Records that describe figures
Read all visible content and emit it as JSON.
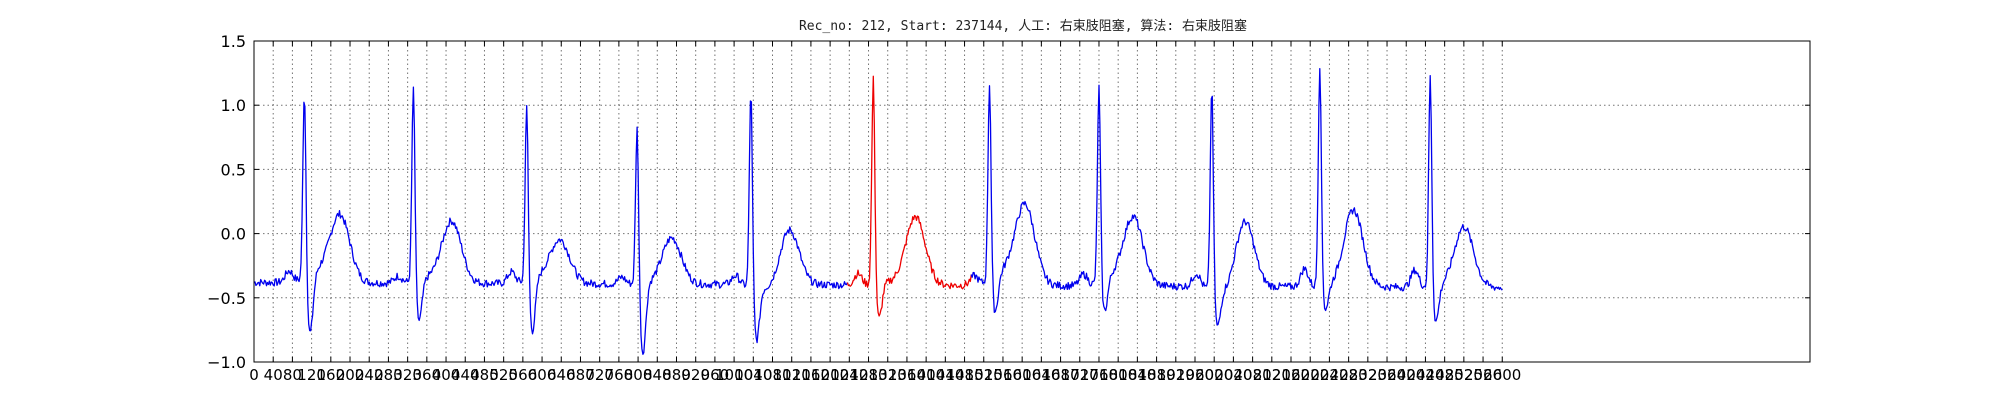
{
  "chart_data": {
    "type": "line",
    "title": "Rec_no: 212, Start: 237144, 人工: 右束肢阻塞, 算法: 右束肢阻塞",
    "xlabel": "",
    "ylabel": "",
    "xlim": [
      0,
      3241
    ],
    "ylim": [
      -1.0,
      1.5
    ],
    "grid": true,
    "y_ticks": [
      -1.0,
      -0.5,
      0.0,
      0.5,
      1.0,
      1.5
    ],
    "y_tick_labels": [
      "−1.0",
      "−0.5",
      "0.0",
      "0.5",
      "1.0",
      "1.5"
    ],
    "x_tick_step": 40,
    "x_tick_max": 2600,
    "colors": {
      "normal": "#0000ee",
      "highlight": "#ee0000"
    },
    "highlight_range": [
      1237,
      1494
    ],
    "beats": [
      {
        "r": 105,
        "amp": 1.16,
        "s": -0.85,
        "t": 0.28,
        "tpos": 75,
        "p": -0.1,
        "pw": 0.1
      },
      {
        "r": 332,
        "amp": 1.18,
        "s": -0.7,
        "t": 0.27,
        "tpos": 80,
        "p": -0.2,
        "pw": 0.04
      },
      {
        "r": 568,
        "amp": 1.05,
        "s": -0.8,
        "t": 0.05,
        "tpos": 70,
        "p": -0.1,
        "pw": 0.06
      },
      {
        "r": 798,
        "amp": 0.93,
        "s": -0.95,
        "t": 0.13,
        "tpos": 72,
        "p": -0.2,
        "pw": 0.0
      },
      {
        "r": 1035,
        "amp": 1.22,
        "s": -0.8,
        "t": 0.25,
        "tpos": 80,
        "p": -0.15,
        "pw": -0.05
      },
      {
        "r": 1290,
        "amp": 1.28,
        "s": -0.65,
        "t": 0.35,
        "tpos": 88,
        "p": -0.1,
        "pw": 0.02,
        "red": true
      },
      {
        "r": 1532,
        "amp": 1.22,
        "s": -0.65,
        "t": 0.4,
        "tpos": 75,
        "p": -0.15,
        "pw": 0.12
      },
      {
        "r": 1760,
        "amp": 1.2,
        "s": -0.62,
        "t": 0.3,
        "tpos": 72,
        "p": -0.1,
        "pw": 0.08
      },
      {
        "r": 1995,
        "amp": 1.26,
        "s": -0.65,
        "t": 0.42,
        "tpos": 68,
        "p": -0.05,
        "pw": -0.1
      },
      {
        "r": 2220,
        "amp": 1.4,
        "s": -0.55,
        "t": 0.45,
        "tpos": 70,
        "p": 0.05,
        "pw": 0.0
      },
      {
        "r": 2450,
        "amp": 1.32,
        "s": -0.65,
        "t": 0.28,
        "tpos": 70,
        "p": 0.03,
        "pw": 0.0
      }
    ],
    "end_x": 2600,
    "baseline_start": -0.38,
    "baseline_end": -0.42
  }
}
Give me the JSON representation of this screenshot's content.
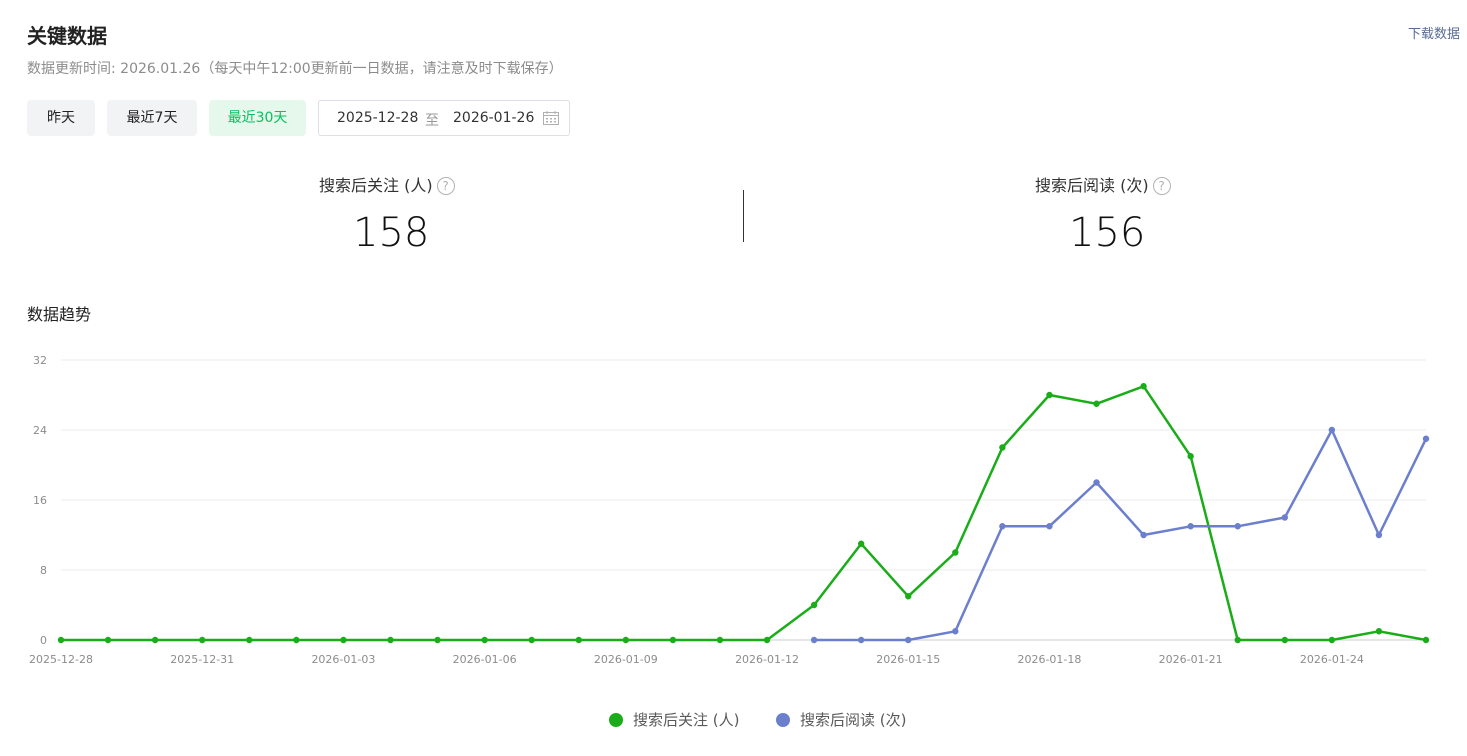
{
  "header": {
    "title": "关键数据",
    "subtitle": "数据更新时间: 2026.01.26（每天中午12:00更新前一日数据，请注意及时下载保存）",
    "download_label": "下载数据"
  },
  "range_buttons": [
    {
      "label": "昨天",
      "active": false
    },
    {
      "label": "最近7天",
      "active": false
    },
    {
      "label": "最近30天",
      "active": true
    }
  ],
  "date_range": {
    "start": "2025-12-28",
    "separator": "至",
    "end": "2026-01-26"
  },
  "metrics": [
    {
      "label": "搜索后关注 (人)",
      "value": "158",
      "help": "?"
    },
    {
      "label": "搜索后阅读 (次)",
      "value": "156",
      "help": "?"
    }
  ],
  "trend_title": "数据趋势",
  "chart_data": {
    "type": "line",
    "title": "",
    "xlabel": "",
    "ylabel": "",
    "ylim": [
      0,
      32
    ],
    "yticks": [
      0,
      8,
      16,
      24,
      32
    ],
    "grid": true,
    "legend_position": "bottom-center",
    "x": [
      "2025-12-28",
      "2025-12-29",
      "2025-12-30",
      "2025-12-31",
      "2026-01-01",
      "2026-01-02",
      "2026-01-03",
      "2026-01-04",
      "2026-01-05",
      "2026-01-06",
      "2026-01-07",
      "2026-01-08",
      "2026-01-09",
      "2026-01-10",
      "2026-01-11",
      "2026-01-12",
      "2026-01-13",
      "2026-01-14",
      "2026-01-15",
      "2026-01-16",
      "2026-01-17",
      "2026-01-18",
      "2026-01-19",
      "2026-01-20",
      "2026-01-21",
      "2026-01-22",
      "2026-01-23",
      "2026-01-24",
      "2026-01-25",
      "2026-01-26"
    ],
    "x_tick_labels": [
      "2025-12-28",
      "2025-12-31",
      "2026-01-03",
      "2026-01-06",
      "2026-01-09",
      "2026-01-12",
      "2026-01-15",
      "2026-01-18",
      "2026-01-21",
      "2026-01-24"
    ],
    "series": [
      {
        "name": "搜索后关注 (人)",
        "color": "#1aad19",
        "values": [
          0,
          0,
          0,
          0,
          0,
          0,
          0,
          0,
          0,
          0,
          0,
          0,
          0,
          0,
          0,
          0,
          4,
          11,
          5,
          10,
          22,
          28,
          27,
          29,
          21,
          0,
          0,
          0,
          1,
          0
        ]
      },
      {
        "name": "搜索后阅读 (次)",
        "color": "#6b7fcc",
        "values": [
          null,
          null,
          null,
          null,
          null,
          null,
          null,
          null,
          null,
          null,
          null,
          null,
          null,
          null,
          null,
          null,
          0,
          0,
          0,
          1,
          13,
          13,
          18,
          12,
          13,
          13,
          14,
          24,
          12,
          23
        ]
      }
    ]
  }
}
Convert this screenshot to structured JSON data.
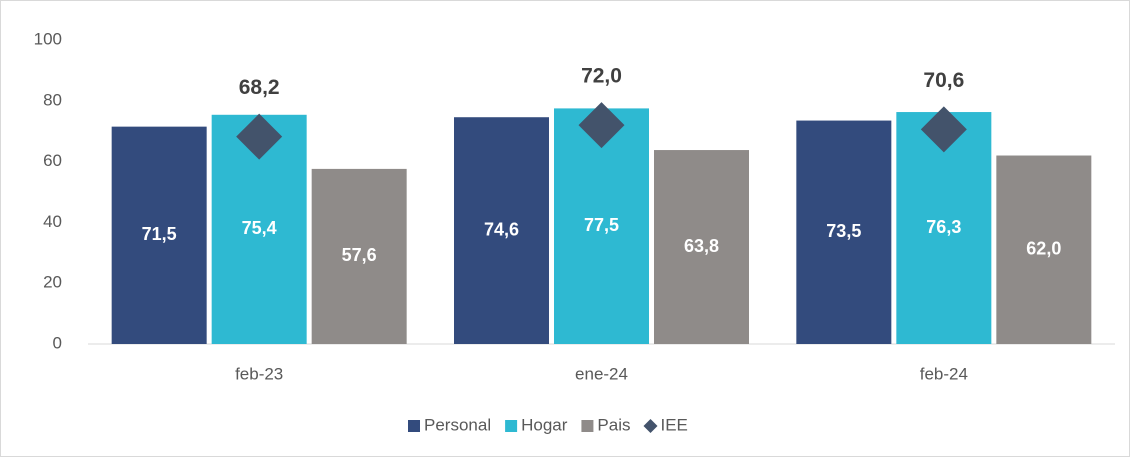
{
  "chart_data": {
    "type": "bar",
    "categories": [
      "feb-23",
      "ene-24",
      "feb-24"
    ],
    "series": [
      {
        "name": "Personal",
        "color": "#334b7d",
        "values": [
          71.5,
          74.6,
          73.5
        ],
        "value_labels": [
          "71,5",
          "74,6",
          "73,5"
        ]
      },
      {
        "name": "Hogar",
        "color": "#2eb9d2",
        "values": [
          75.4,
          77.5,
          76.3
        ],
        "value_labels": [
          "75,4",
          "77,5",
          "76,3"
        ]
      },
      {
        "name": "Pais",
        "color": "#8f8b89",
        "values": [
          57.6,
          63.8,
          62.0
        ],
        "value_labels": [
          "57,6",
          "63,8",
          "62,0"
        ]
      },
      {
        "name": "IEE",
        "type": "scatter",
        "marker": "diamond",
        "color": "#43536b",
        "values": [
          68.2,
          72.0,
          70.6
        ],
        "value_labels": [
          "68,2",
          "72,0",
          "70,6"
        ]
      }
    ],
    "ylim": [
      0,
      100
    ],
    "yticks": [
      0,
      20,
      40,
      60,
      80,
      100
    ],
    "grid": false,
    "legend": "bottom"
  }
}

**Required task**
Lines holding the word "name" should be counted across the entries; state only how many there are.

**Output of the exercise**
6